··· Material for this exercise

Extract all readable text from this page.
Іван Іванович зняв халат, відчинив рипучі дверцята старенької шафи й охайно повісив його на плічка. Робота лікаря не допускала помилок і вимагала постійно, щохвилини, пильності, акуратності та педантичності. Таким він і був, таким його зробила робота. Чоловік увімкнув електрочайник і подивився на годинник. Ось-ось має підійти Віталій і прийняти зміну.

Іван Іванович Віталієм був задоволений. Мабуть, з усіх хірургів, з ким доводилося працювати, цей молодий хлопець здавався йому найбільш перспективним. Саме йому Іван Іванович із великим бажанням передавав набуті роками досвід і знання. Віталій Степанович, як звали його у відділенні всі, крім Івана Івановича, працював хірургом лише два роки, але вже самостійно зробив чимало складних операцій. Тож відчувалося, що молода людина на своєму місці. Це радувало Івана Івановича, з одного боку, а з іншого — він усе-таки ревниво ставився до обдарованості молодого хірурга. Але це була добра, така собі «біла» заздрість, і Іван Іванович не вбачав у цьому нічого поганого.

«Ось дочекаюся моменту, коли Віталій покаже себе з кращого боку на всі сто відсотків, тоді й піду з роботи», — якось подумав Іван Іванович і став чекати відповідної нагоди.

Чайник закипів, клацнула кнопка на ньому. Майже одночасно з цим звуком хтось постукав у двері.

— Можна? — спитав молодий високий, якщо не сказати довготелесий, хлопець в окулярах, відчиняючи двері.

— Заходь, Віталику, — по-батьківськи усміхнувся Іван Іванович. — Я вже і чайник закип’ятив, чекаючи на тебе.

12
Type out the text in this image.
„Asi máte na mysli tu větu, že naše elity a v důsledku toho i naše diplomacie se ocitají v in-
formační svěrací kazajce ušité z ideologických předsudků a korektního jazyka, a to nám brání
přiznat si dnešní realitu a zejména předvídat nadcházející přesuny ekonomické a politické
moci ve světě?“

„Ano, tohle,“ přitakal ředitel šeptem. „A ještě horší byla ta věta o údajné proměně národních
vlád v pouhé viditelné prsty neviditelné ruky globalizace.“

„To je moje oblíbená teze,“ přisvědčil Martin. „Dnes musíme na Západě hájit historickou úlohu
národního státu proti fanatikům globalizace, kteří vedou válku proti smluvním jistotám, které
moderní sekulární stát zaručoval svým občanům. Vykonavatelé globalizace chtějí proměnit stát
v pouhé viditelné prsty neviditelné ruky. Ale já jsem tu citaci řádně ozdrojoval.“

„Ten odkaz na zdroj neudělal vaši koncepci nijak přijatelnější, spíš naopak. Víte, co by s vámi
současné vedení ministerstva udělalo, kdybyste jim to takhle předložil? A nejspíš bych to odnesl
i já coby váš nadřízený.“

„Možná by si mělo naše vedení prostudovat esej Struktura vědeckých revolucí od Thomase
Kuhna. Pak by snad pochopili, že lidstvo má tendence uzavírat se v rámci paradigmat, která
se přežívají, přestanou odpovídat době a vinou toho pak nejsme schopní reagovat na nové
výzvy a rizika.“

······

# Do this
Search the entries for the word "двері" and pick out every line that holds it.

# The reply
Чайник закипів, клацнула кнопка на ньому. Майже одночасно з цим звуком хтось постукав у двері.
— Можна? — спитав молодий високий, якщо не сказати довготелесий, хлопець в окулярах, відчиняючи двері.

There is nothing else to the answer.